* [What to do]:
Copy out all lines that carry the word "CHALLENGE".

* Begin Record set *

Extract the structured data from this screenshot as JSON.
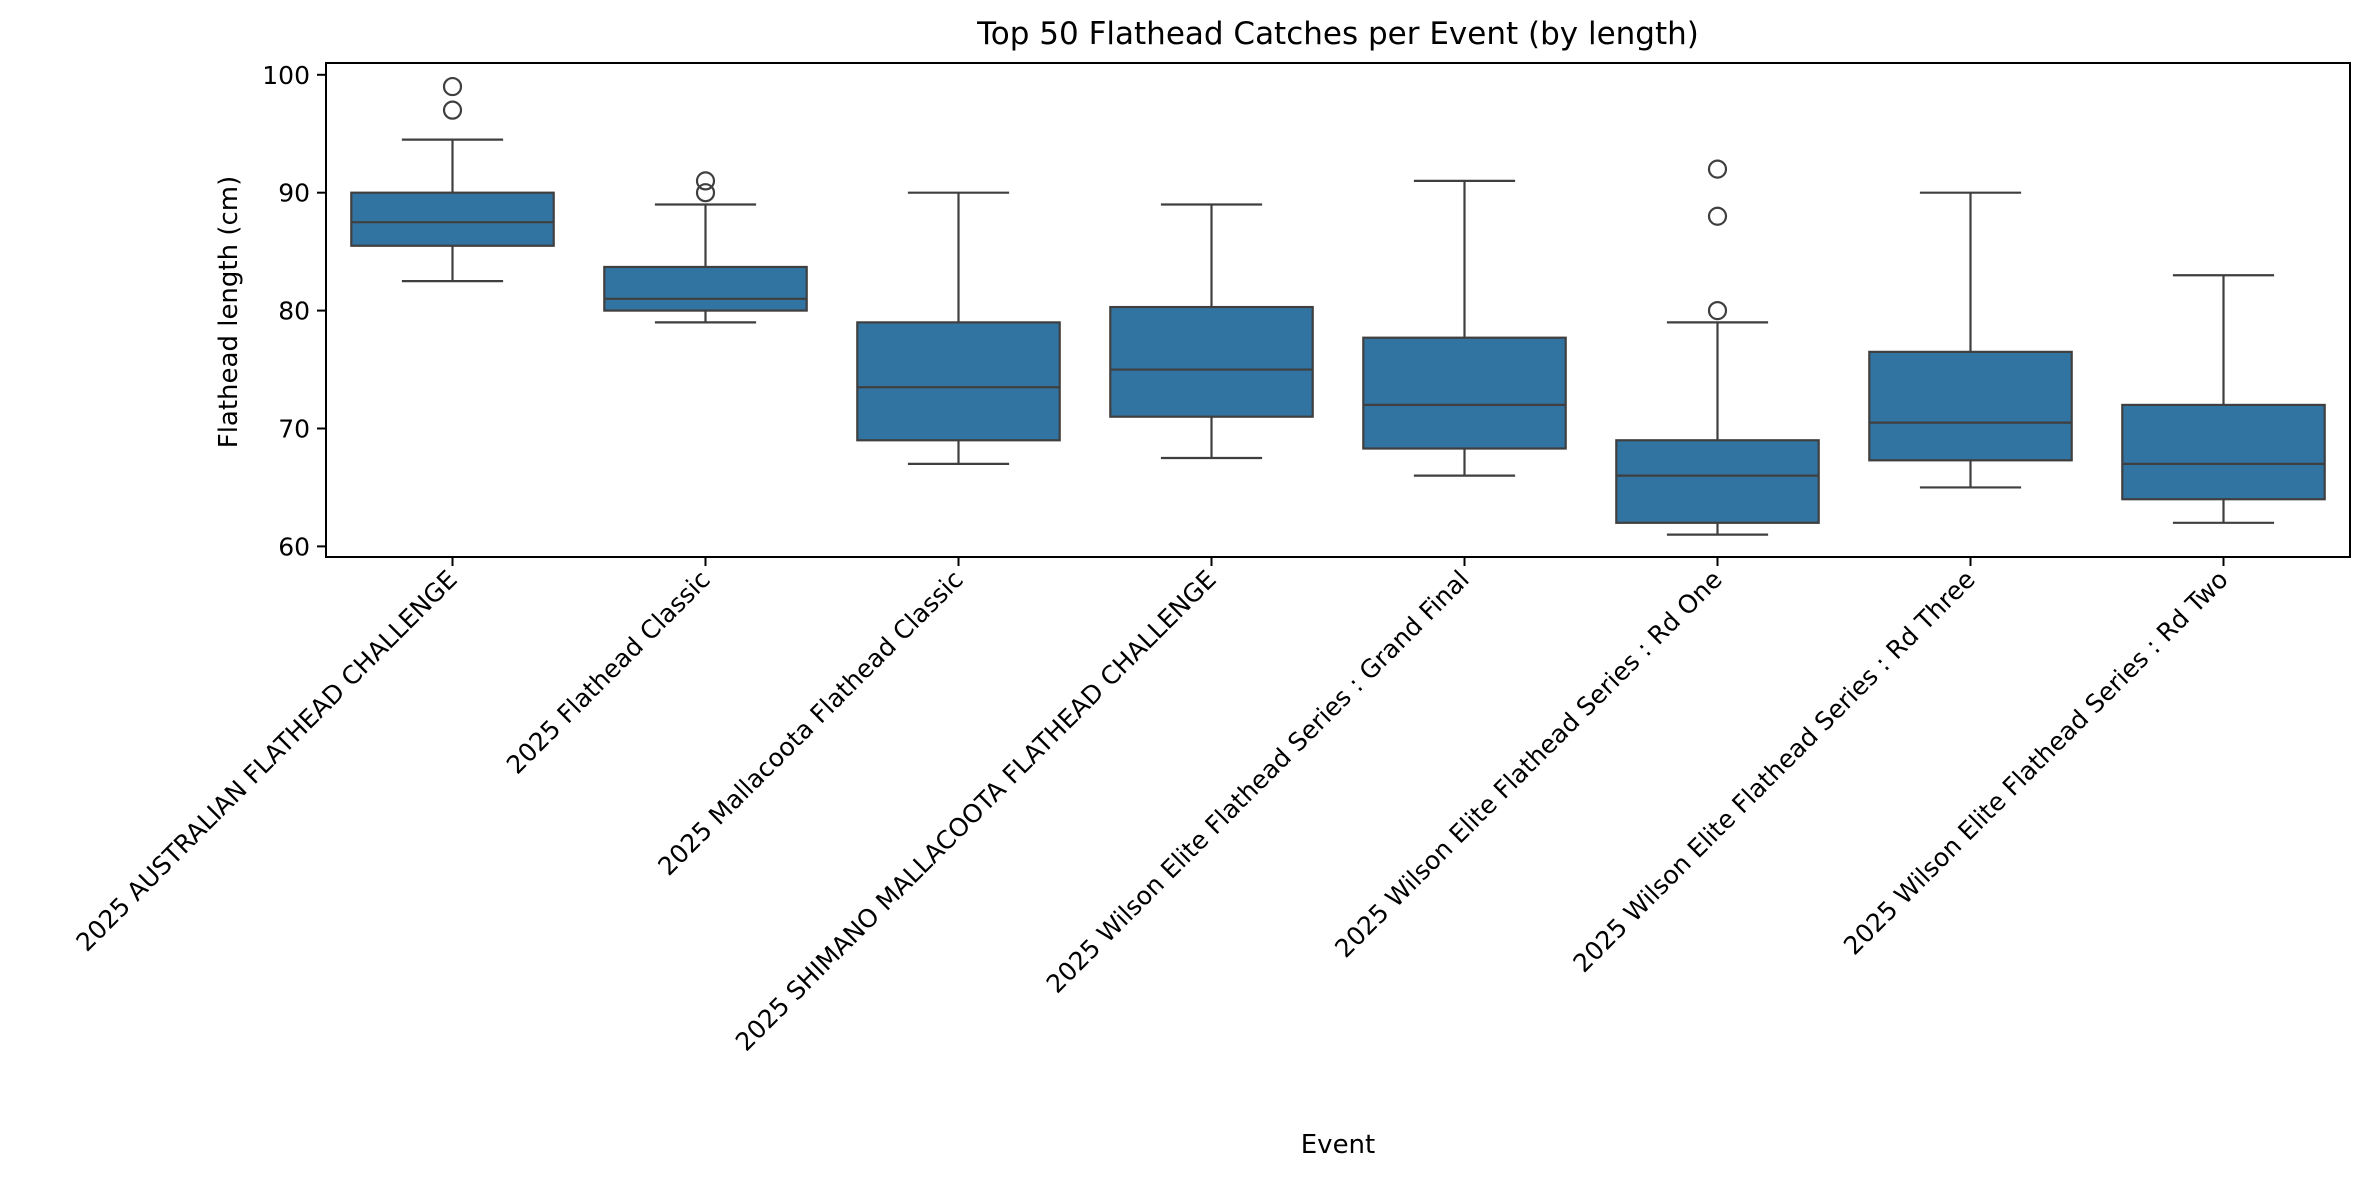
{
  "chart_data": {
    "type": "box",
    "title": "Top 50 Flathead Catches per Event (by length)",
    "xlabel": "Event",
    "ylabel": "Flathead length (cm)",
    "ylim": [
      59.1,
      101.0
    ],
    "yticks": [
      60,
      70,
      80,
      90,
      100
    ],
    "grid": false,
    "color": "#3274a1",
    "line_color": "#3f3f3f",
    "categories": [
      "2025 AUSTRALIAN FLATHEAD CHALLENGE",
      "2025 Flathead Classic",
      "2025 Mallacoota Flathead Classic",
      "2025 SHIMANO MALLACOOTA FLATHEAD CHALLENGE",
      "2025 Wilson Elite Flathead Series : Grand Final",
      "2025 Wilson Elite Flathead Series : Rd One",
      "2025 Wilson Elite Flathead Series : Rd Three",
      "2025 Wilson Elite Flathead Series : Rd Two"
    ],
    "boxes": [
      {
        "whislo": 82.5,
        "q1": 85.5,
        "med": 87.5,
        "q3": 90.0,
        "whishi": 94.5,
        "fliers": [
          97,
          99
        ]
      },
      {
        "whislo": 79.0,
        "q1": 80.0,
        "med": 81.0,
        "q3": 83.7,
        "whishi": 89.0,
        "fliers": [
          90,
          91
        ]
      },
      {
        "whislo": 67.0,
        "q1": 69.0,
        "med": 73.5,
        "q3": 79.0,
        "whishi": 90.0,
        "fliers": []
      },
      {
        "whislo": 67.5,
        "q1": 71.0,
        "med": 75.0,
        "q3": 80.3,
        "whishi": 89.0,
        "fliers": []
      },
      {
        "whislo": 66.0,
        "q1": 68.3,
        "med": 72.0,
        "q3": 77.7,
        "whishi": 91.0,
        "fliers": []
      },
      {
        "whislo": 61.0,
        "q1": 62.0,
        "med": 66.0,
        "q3": 69.0,
        "whishi": 79.0,
        "fliers": [
          80,
          88,
          92
        ]
      },
      {
        "whislo": 65.0,
        "q1": 67.3,
        "med": 70.5,
        "q3": 76.5,
        "whishi": 90.0,
        "fliers": []
      },
      {
        "whislo": 62.0,
        "q1": 64.0,
        "med": 67.0,
        "q3": 72.0,
        "whishi": 83.0,
        "fliers": []
      }
    ]
  }
}
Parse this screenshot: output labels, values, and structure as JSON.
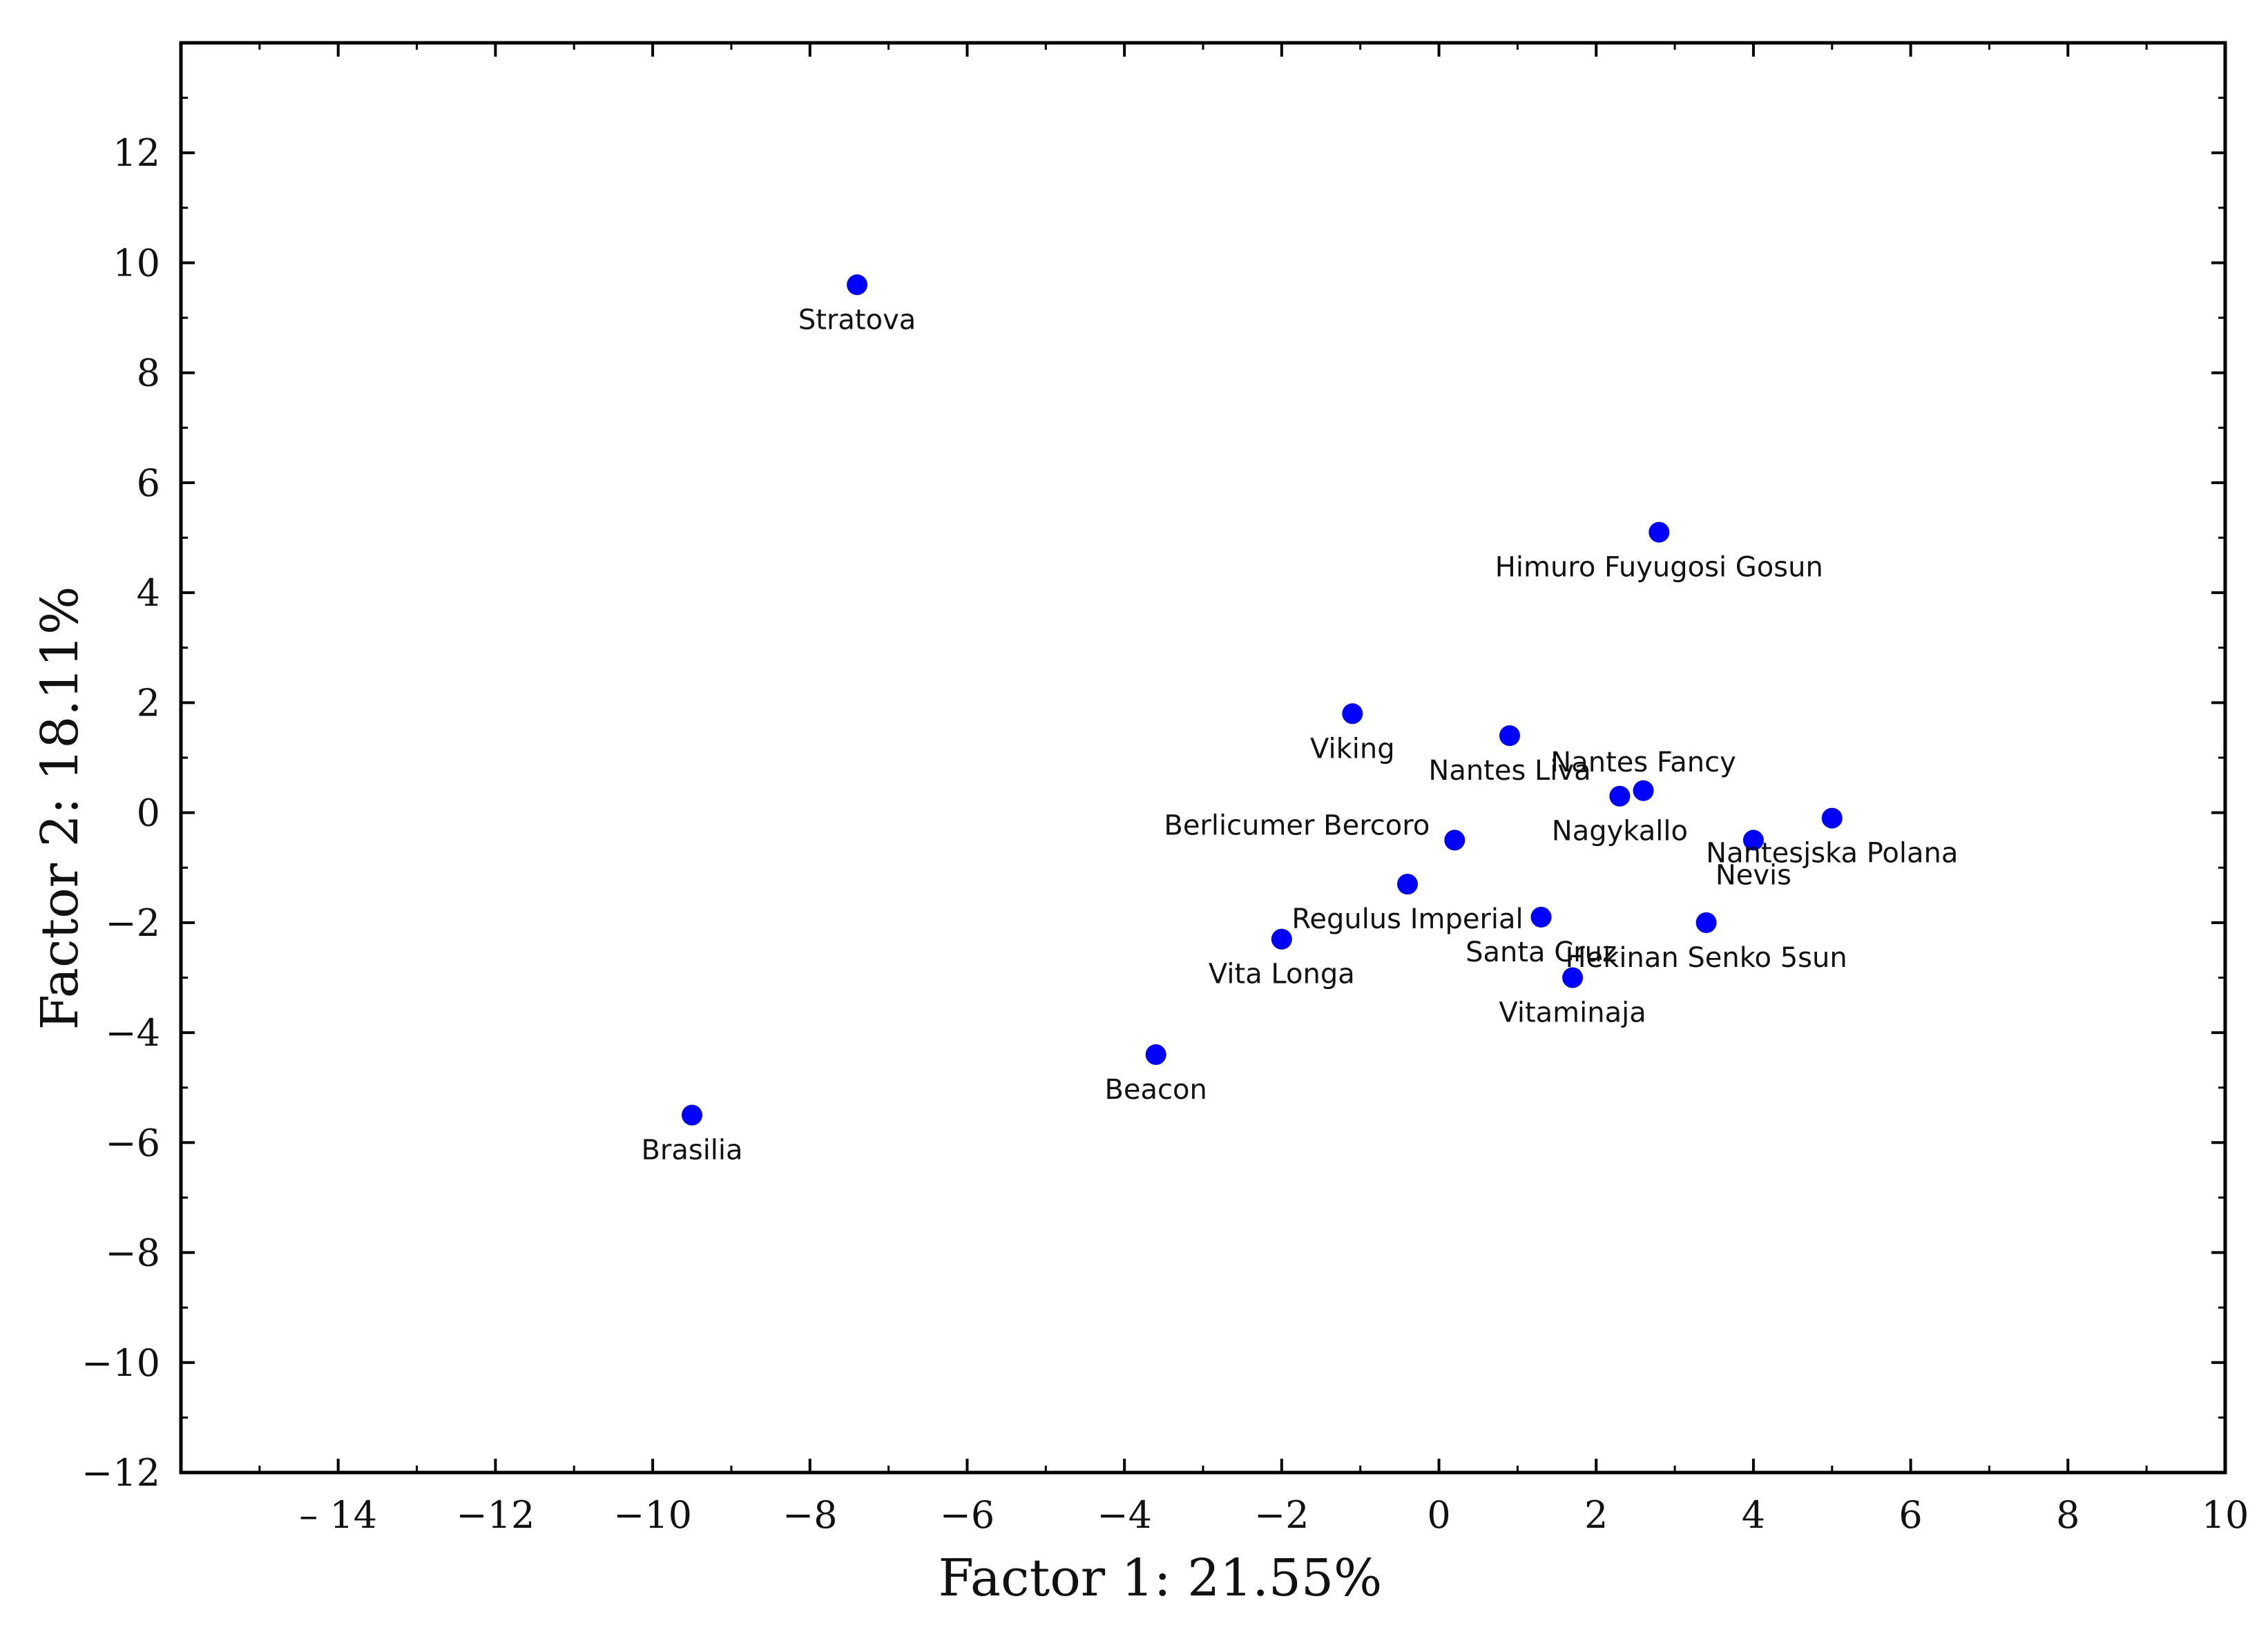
{
  "chart_data": {
    "type": "scatter",
    "xlabel": "Factor 1: 21.55%",
    "ylabel": "Factor 2: 18.11%",
    "xlim": [
      -16.0,
      10.0
    ],
    "ylim": [
      -12.0,
      14.0
    ],
    "xticks": [
      -14,
      -12,
      -10,
      -8,
      -6,
      -4,
      -2,
      0,
      2,
      4,
      6,
      8,
      10
    ],
    "xtick_labels": [
      "– 14",
      "−12",
      "−10",
      "−8",
      "−6",
      "−4",
      "−2",
      "0",
      "2",
      "4",
      "6",
      "8",
      "10"
    ],
    "yticks": [
      12,
      10,
      8,
      6,
      4,
      2,
      0,
      -2,
      -4,
      -6,
      -8,
      -10,
      -12
    ],
    "ytick_labels": [
      "12",
      "10",
      "8",
      "6",
      "4",
      "2",
      "0",
      "−2",
      "−4",
      "−6",
      "−8",
      "−10",
      "−12"
    ],
    "grid": false,
    "legend": "none",
    "marker_color": "#0000ff",
    "points": [
      {
        "label": "Stratova",
        "x": -7.4,
        "y": 9.6,
        "label_pos": "below"
      },
      {
        "label": "Himuro Fuyugosi Gosun",
        "x": 2.8,
        "y": 5.1,
        "label_pos": "below"
      },
      {
        "label": "Viking",
        "x": -1.1,
        "y": 1.8,
        "label_pos": "below"
      },
      {
        "label": "Nantes Liva",
        "x": 0.9,
        "y": 1.4,
        "label_pos": "below"
      },
      {
        "label": "Nantes Fancy",
        "x": 2.6,
        "y": 0.4,
        "label_pos": "above"
      },
      {
        "label": "Nagykallo",
        "x": 2.3,
        "y": 0.3,
        "label_pos": "below"
      },
      {
        "label": "Berlicumer Bercoro",
        "x": 0.2,
        "y": -0.5,
        "label_pos": "upper-left"
      },
      {
        "label": "Nevis",
        "x": 4.0,
        "y": -0.5,
        "label_pos": "below"
      },
      {
        "label": "Nantesjska Polana",
        "x": 5.0,
        "y": -0.1,
        "label_pos": "below"
      },
      {
        "label": "Regulus Imperial",
        "x": -0.4,
        "y": -1.3,
        "label_pos": "below"
      },
      {
        "label": "Santa Cruz",
        "x": 1.3,
        "y": -1.9,
        "label_pos": "below"
      },
      {
        "label": "Hekinan Senko 5sun",
        "x": 3.4,
        "y": -2.0,
        "label_pos": "below"
      },
      {
        "label": "Vita Longa",
        "x": -2.0,
        "y": -2.3,
        "label_pos": "below"
      },
      {
        "label": "Vitaminaja",
        "x": 1.7,
        "y": -3.0,
        "label_pos": "below"
      },
      {
        "label": "Beacon",
        "x": -3.6,
        "y": -4.4,
        "label_pos": "below"
      },
      {
        "label": "Brasilia",
        "x": -9.5,
        "y": -5.5,
        "label_pos": "below"
      }
    ]
  }
}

* End Record set *

* [Final result]:
      "2025 AUSTRALIAN FLATHEAD CHALLENGE",
      "2025 SHIMANO MALLACOOTA FLATHEAD CHALLENGE",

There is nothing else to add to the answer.